## Start SUPPLIED ENTRIES

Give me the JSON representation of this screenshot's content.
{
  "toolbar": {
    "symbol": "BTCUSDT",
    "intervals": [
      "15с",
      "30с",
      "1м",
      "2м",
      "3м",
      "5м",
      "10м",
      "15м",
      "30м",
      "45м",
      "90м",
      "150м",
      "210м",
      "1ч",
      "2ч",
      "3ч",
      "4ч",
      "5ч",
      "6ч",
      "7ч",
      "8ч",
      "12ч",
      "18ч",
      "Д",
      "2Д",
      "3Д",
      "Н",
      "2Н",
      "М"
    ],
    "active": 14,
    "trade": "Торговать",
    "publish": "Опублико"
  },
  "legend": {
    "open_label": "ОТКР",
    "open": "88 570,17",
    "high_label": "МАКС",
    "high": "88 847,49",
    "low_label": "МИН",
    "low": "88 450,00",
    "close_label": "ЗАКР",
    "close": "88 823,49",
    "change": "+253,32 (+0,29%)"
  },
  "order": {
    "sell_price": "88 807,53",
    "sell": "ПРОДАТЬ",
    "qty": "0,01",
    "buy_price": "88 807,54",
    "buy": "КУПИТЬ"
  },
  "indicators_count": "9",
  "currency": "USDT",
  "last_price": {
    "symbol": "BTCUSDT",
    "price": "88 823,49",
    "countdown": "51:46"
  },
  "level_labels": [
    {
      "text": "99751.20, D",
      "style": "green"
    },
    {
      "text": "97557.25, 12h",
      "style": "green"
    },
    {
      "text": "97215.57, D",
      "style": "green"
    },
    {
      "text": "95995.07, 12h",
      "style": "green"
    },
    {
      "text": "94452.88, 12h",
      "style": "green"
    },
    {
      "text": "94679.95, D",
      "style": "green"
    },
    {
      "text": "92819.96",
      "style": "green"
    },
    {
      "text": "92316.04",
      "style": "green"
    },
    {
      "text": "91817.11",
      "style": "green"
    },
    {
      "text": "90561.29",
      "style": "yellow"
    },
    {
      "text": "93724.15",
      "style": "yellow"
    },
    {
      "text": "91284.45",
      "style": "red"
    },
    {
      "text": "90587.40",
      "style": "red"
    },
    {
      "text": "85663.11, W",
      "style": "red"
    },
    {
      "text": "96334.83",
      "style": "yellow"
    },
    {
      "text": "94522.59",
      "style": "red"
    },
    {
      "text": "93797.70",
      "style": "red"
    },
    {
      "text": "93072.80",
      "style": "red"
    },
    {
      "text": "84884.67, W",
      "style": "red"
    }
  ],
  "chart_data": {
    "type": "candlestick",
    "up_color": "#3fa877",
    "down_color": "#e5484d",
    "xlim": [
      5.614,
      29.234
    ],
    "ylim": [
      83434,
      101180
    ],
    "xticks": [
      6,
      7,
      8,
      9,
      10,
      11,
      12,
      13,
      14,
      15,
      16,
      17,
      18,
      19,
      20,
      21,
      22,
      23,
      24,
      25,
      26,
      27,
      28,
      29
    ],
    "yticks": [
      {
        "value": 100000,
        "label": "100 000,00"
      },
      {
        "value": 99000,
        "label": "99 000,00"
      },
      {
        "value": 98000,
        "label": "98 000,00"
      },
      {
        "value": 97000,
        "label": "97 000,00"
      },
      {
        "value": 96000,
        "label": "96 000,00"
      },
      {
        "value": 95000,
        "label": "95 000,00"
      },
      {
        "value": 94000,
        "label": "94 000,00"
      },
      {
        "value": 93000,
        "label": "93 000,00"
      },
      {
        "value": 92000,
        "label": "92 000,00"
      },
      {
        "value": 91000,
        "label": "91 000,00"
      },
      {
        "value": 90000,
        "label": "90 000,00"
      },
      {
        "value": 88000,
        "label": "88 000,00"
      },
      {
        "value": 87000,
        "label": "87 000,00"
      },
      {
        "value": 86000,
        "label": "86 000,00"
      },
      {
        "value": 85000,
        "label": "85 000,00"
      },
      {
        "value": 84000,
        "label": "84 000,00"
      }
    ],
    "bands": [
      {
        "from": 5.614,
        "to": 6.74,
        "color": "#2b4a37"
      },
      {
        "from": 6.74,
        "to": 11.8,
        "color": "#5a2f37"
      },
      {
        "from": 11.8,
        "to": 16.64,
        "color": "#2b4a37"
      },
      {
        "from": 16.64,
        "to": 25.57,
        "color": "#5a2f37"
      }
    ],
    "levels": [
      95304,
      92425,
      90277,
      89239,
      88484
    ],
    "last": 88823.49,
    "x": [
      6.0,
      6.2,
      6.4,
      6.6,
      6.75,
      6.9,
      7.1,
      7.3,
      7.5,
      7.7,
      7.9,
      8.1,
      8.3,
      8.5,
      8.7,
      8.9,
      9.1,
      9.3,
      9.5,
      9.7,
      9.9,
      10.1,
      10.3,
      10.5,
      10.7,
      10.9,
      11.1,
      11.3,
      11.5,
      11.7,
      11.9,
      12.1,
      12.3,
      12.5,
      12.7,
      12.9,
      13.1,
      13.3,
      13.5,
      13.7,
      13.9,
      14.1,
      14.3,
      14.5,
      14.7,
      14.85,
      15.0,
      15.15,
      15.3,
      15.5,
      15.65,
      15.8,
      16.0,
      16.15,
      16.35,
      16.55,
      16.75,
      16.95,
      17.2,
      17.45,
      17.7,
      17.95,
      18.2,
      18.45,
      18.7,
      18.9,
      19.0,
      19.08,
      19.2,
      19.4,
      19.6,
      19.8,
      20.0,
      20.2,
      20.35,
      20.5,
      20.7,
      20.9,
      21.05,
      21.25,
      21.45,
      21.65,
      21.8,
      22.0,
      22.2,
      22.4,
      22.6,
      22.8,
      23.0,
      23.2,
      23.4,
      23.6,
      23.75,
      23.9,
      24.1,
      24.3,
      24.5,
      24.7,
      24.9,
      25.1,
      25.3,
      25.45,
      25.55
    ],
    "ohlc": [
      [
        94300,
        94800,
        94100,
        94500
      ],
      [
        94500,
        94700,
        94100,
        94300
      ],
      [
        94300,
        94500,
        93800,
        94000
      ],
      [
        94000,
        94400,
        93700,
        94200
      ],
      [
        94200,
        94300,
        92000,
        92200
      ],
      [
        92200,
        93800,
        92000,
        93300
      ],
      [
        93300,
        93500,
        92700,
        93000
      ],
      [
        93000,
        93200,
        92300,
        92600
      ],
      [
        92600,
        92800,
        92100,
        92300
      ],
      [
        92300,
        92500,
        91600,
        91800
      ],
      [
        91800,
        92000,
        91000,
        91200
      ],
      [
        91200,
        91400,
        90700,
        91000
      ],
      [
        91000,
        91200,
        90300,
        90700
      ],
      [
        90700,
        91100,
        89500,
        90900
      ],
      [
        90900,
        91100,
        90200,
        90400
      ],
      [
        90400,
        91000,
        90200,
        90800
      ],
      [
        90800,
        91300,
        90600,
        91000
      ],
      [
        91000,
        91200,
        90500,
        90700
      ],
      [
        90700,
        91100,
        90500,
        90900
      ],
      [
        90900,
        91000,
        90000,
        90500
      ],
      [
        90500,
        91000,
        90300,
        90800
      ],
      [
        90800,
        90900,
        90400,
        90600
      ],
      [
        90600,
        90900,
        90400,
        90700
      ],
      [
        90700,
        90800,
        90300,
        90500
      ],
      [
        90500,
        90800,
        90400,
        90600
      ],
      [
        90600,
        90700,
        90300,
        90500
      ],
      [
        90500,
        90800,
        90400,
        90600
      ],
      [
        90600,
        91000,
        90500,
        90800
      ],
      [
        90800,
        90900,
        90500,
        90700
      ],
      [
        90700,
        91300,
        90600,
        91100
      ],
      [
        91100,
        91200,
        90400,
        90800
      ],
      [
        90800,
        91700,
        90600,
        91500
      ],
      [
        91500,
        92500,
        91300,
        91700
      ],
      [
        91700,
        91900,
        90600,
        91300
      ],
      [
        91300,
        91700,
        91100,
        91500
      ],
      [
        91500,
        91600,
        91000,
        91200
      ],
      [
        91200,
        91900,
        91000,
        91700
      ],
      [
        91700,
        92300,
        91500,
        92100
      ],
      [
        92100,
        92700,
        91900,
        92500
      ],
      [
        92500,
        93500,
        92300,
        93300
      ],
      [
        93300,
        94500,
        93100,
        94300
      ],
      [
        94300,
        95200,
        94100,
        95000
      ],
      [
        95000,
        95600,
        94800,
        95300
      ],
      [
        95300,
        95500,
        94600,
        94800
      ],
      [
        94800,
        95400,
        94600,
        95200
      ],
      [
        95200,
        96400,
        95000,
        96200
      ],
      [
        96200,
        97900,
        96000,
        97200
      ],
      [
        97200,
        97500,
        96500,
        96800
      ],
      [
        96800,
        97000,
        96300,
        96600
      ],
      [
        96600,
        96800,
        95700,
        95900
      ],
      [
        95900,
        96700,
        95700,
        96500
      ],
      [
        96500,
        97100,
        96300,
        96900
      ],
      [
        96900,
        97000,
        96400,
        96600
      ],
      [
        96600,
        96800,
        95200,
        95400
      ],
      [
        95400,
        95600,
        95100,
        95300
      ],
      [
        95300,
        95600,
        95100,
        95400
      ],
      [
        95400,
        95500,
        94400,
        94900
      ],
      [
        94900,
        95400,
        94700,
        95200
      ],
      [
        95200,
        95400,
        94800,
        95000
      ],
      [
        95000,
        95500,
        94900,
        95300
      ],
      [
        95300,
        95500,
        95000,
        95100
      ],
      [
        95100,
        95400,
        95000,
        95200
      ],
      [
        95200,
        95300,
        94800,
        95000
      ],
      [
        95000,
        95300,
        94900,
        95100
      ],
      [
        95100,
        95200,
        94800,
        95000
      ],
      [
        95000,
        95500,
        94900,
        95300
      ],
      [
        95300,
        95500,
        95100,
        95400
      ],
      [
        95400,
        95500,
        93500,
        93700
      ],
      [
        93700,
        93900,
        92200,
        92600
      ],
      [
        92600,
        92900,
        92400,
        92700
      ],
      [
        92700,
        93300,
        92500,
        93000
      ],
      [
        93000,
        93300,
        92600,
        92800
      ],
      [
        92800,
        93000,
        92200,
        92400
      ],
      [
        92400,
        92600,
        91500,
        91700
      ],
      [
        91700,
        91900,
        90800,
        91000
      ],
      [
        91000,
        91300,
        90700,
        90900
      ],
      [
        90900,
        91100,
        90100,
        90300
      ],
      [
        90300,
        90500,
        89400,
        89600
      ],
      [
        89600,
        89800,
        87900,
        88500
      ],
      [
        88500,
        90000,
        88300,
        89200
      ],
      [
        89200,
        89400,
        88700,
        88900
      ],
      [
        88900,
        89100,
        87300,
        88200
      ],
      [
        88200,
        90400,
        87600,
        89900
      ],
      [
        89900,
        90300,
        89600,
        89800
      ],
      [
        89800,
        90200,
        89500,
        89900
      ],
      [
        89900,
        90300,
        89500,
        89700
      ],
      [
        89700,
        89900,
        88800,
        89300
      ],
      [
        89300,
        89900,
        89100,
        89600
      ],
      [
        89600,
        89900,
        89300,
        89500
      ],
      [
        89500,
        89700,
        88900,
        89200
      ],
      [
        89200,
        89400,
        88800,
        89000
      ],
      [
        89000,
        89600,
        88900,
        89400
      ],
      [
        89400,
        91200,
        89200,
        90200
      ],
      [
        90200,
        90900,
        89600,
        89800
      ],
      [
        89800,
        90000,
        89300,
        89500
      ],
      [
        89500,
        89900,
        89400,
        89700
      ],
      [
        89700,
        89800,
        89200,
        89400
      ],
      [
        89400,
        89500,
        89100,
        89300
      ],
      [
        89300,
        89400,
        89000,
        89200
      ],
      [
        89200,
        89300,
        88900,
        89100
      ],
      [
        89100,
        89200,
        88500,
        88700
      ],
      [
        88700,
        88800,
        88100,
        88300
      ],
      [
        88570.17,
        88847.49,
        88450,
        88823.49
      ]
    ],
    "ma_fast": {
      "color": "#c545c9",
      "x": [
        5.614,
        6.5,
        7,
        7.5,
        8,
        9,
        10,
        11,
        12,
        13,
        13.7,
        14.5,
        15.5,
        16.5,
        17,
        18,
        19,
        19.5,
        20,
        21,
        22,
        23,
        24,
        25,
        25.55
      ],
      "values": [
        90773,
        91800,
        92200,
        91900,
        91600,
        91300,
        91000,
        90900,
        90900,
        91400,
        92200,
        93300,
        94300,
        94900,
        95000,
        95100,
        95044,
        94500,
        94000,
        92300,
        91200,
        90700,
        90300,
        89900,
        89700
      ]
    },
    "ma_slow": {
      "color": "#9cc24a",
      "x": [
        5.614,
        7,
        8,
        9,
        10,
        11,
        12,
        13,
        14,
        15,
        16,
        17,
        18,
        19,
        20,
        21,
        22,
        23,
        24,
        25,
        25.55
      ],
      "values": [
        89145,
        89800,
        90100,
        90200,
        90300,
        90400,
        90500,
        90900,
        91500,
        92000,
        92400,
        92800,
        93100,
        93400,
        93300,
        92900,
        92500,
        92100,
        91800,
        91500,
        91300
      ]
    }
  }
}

## End SUPPLIED ENTRIES

**WHAT TO WORK ON:**
Across the records, count the lines holding the string "from". Give the number and stop.

**OUTPUT FOR THIS EXERCISE:**
4